What you need to do:
The listing below is to be duplicated exactly, with every picture omitted.

>>>>

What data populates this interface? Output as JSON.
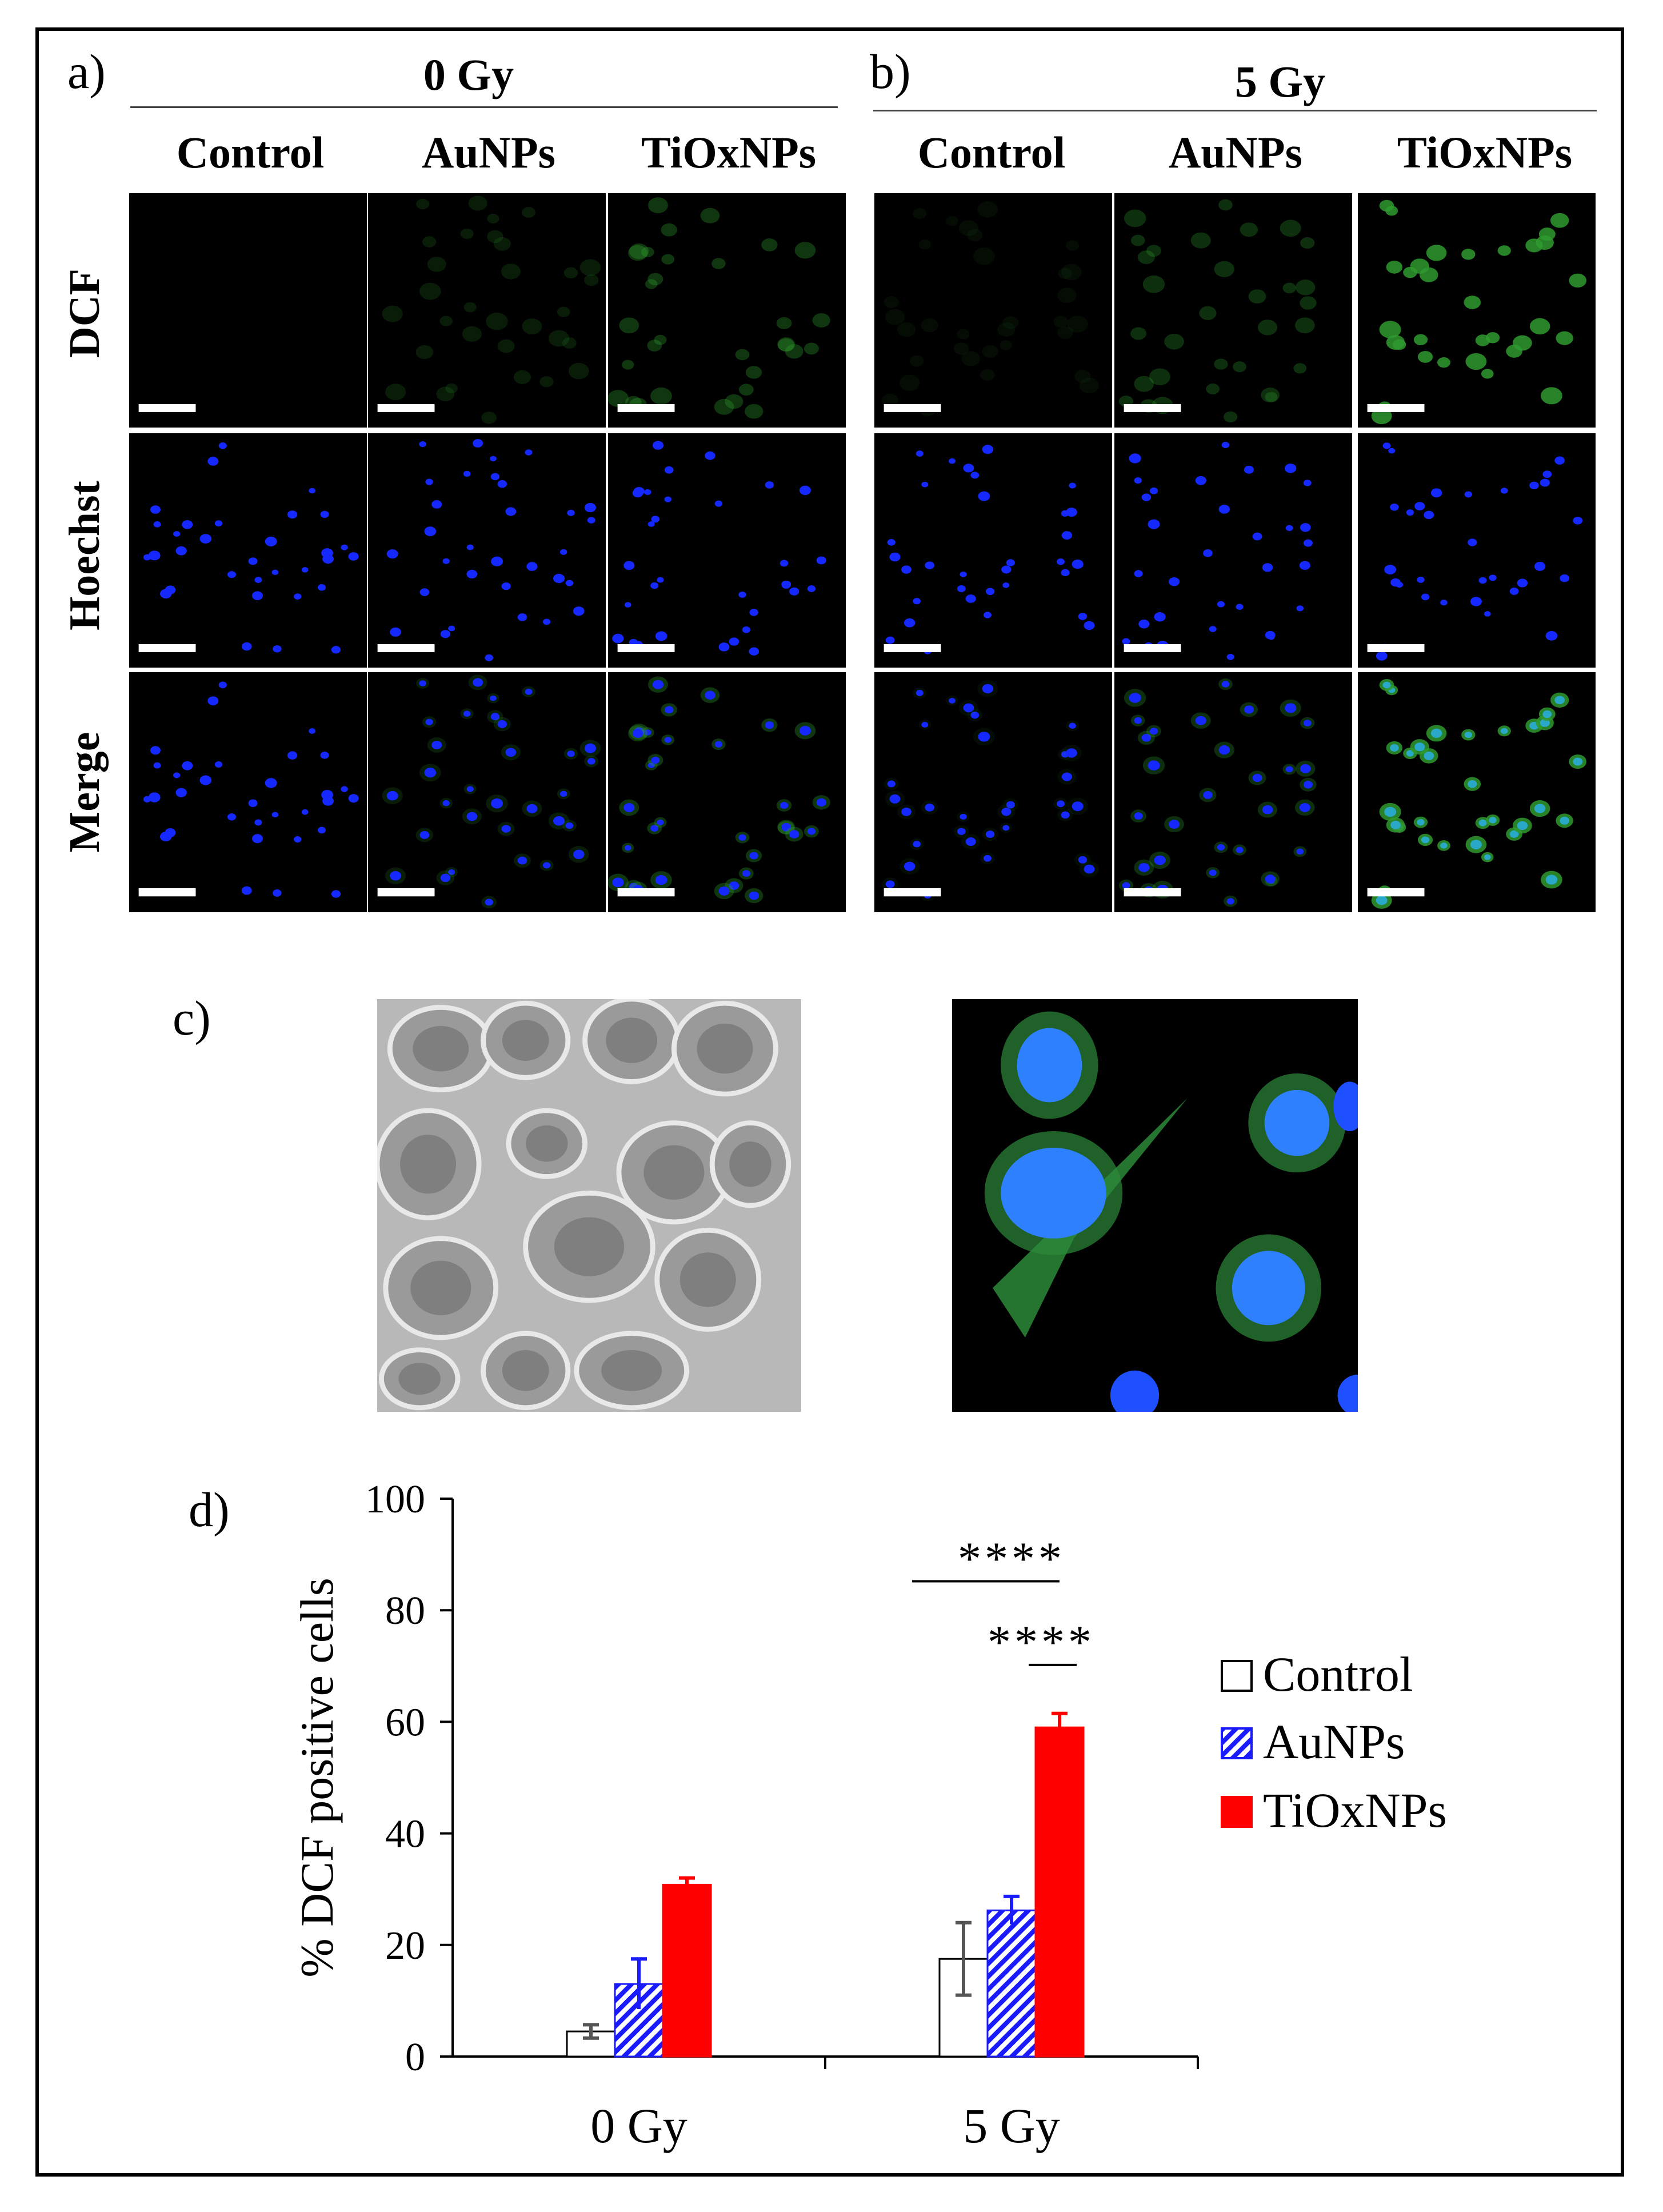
{
  "panel_labels": {
    "a": "a)",
    "b": "b)",
    "c": "c)",
    "d": "d)"
  },
  "dose_headers": [
    "0 Gy",
    "5 Gy"
  ],
  "column_headers": [
    "Control",
    "AuNPs",
    "TiOxNPs"
  ],
  "row_labels": [
    "DCF",
    "Hoechst",
    "Merge"
  ],
  "colors": {
    "control_fill": "#ffffff",
    "aunps": "#1a1aff",
    "tioxnps": "#ff0000",
    "nucleus_blue": "#1428ff",
    "dcf_green": "#2f9a2f",
    "error_control": "#555555"
  },
  "chart_data": {
    "type": "bar",
    "categories": [
      "0 Gy",
      "5 Gy"
    ],
    "series": [
      {
        "name": "Control",
        "values": [
          4.5,
          17.5
        ],
        "errors": [
          1.2,
          6.5
        ]
      },
      {
        "name": "AuNPs",
        "values": [
          13,
          26.2
        ],
        "errors": [
          4.5,
          2.5
        ]
      },
      {
        "name": "TiOxNPs",
        "values": [
          30.8,
          59
        ],
        "errors": [
          1.2,
          2.5
        ]
      }
    ],
    "ylabel": "% DCF positive cells",
    "ylim": [
      0,
      100
    ],
    "yticks": [
      "0",
      "20",
      "40",
      "60",
      "80",
      "100"
    ],
    "legend_position": "right",
    "significance": [
      {
        "label": "****",
        "between": "Control vs TiOxNPs",
        "category": "5 Gy"
      },
      {
        "label": "****",
        "between": "AuNPs vs TiOxNPs",
        "category": "5 Gy"
      }
    ]
  }
}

<<<<

Reply to the exercise:
What data populates this interface? Output as JSON.
{
  "panel_labels": {
    "a": "a)",
    "b": "b)",
    "c": "c)",
    "d": "d)"
  },
  "dose_headers": [
    "0 Gy",
    "5 Gy"
  ],
  "column_headers": [
    "Control",
    "AuNPs",
    "TiOxNPs"
  ],
  "row_labels": [
    "DCF",
    "Hoechst",
    "Merge"
  ],
  "colors": {
    "control_fill": "#ffffff",
    "aunps": "#1a1aff",
    "tioxnps": "#ff0000",
    "nucleus_blue": "#1428ff",
    "dcf_green": "#2f9a2f",
    "error_control": "#555555"
  },
  "chart_data": {
    "type": "bar",
    "categories": [
      "0 Gy",
      "5 Gy"
    ],
    "series": [
      {
        "name": "Control",
        "values": [
          4.5,
          17.5
        ],
        "errors": [
          1.2,
          6.5
        ]
      },
      {
        "name": "AuNPs",
        "values": [
          13,
          26.2
        ],
        "errors": [
          4.5,
          2.5
        ]
      },
      {
        "name": "TiOxNPs",
        "values": [
          30.8,
          59
        ],
        "errors": [
          1.2,
          2.5
        ]
      }
    ],
    "ylabel": "% DCF positive cells",
    "ylim": [
      0,
      100
    ],
    "yticks": [
      "0",
      "20",
      "40",
      "60",
      "80",
      "100"
    ],
    "legend_position": "right",
    "significance": [
      {
        "label": "****",
        "between": "Control vs TiOxNPs",
        "category": "5 Gy"
      },
      {
        "label": "****",
        "between": "AuNPs vs TiOxNPs",
        "category": "5 Gy"
      }
    ]
  }
}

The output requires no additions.